## Task directions
Your task is to write out the complete listing exactly as it is shown.

## Data listing
┏━━
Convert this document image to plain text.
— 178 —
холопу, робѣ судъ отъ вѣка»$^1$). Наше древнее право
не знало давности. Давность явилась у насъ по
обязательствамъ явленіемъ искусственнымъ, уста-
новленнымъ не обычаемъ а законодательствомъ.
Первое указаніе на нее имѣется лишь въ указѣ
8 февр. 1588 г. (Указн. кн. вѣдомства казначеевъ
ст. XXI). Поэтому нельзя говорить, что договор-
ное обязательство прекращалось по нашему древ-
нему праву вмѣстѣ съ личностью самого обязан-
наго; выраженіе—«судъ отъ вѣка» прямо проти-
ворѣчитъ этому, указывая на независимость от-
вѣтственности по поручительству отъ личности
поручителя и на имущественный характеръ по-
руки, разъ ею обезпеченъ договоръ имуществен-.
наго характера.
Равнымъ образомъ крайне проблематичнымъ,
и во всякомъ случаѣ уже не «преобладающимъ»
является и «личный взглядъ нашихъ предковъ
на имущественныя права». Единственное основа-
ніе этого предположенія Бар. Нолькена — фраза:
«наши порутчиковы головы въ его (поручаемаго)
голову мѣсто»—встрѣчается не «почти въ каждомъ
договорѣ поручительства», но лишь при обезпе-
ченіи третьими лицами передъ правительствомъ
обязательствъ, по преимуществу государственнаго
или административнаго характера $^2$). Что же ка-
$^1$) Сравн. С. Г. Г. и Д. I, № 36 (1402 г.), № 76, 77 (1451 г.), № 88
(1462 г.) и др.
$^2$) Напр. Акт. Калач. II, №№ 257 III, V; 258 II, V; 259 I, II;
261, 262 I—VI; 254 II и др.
┗━━
## Solution to the exercise
Convert this document image to plain text.
— 178 —
холопу, робѣ судъ отъ вѣка»$^1$). Наше древнее право
не знало давности. Давность явилась у насъ по
обязательствамъ явленіемъ искусственнымъ, уста-
новленнымъ не обычаемъ а законодательствомъ.
Первое указаніе на нее имѣется лишь въ указѣ
8 февр. 1588 г. (Указн. кн. вѣдомства казначеевъ
ст. XXI). Поэтому нельзя говорить, что договор-
ное обязательство прекращалось по нашему древ-
нему праву вмѣстѣ съ личностью самого обязан-
наго; выраженіе—«судъ отъ вѣка» прямо проти-
ворѣчитъ этому, указывая на независимость от-
вѣтственности по поручительству отъ личности
поручителя и на имущественный характеръ по-
руки, разъ ею обезпеченъ договоръ имуществен-.
наго характера.
Равнымъ образомъ крайне проблематичнымъ,
и во всякомъ случаѣ уже не «преобладающимъ»
является и «личный взглядъ нашихъ предковъ
на имущественныя права». Единственное основа-
ніе этого предположенія Бар. Нолькена — фраза:
«наши порутчиковы головы въ его (поручаемаго)
голову мѣсто»—встрѣчается не «почти въ каждомъ
договорѣ поручительства», но лишь при обезпе-
ченіи третьими лицами передъ правительствомъ
обязательствъ, по преимуществу государственнаго
или административнаго характера $^2$). Что же ка-
$^1$) Сравн. С. Г. Г. и Д. I, № 36 (1402 г.), № 76, 77 (1451 г.), № 88
(1462 г.) и др.
$^2$) Напр. Акт. Калач. II, №№ 257 III, V; 258 II, V; 259 I, II;
261, 262 I—VI; 254 II и др.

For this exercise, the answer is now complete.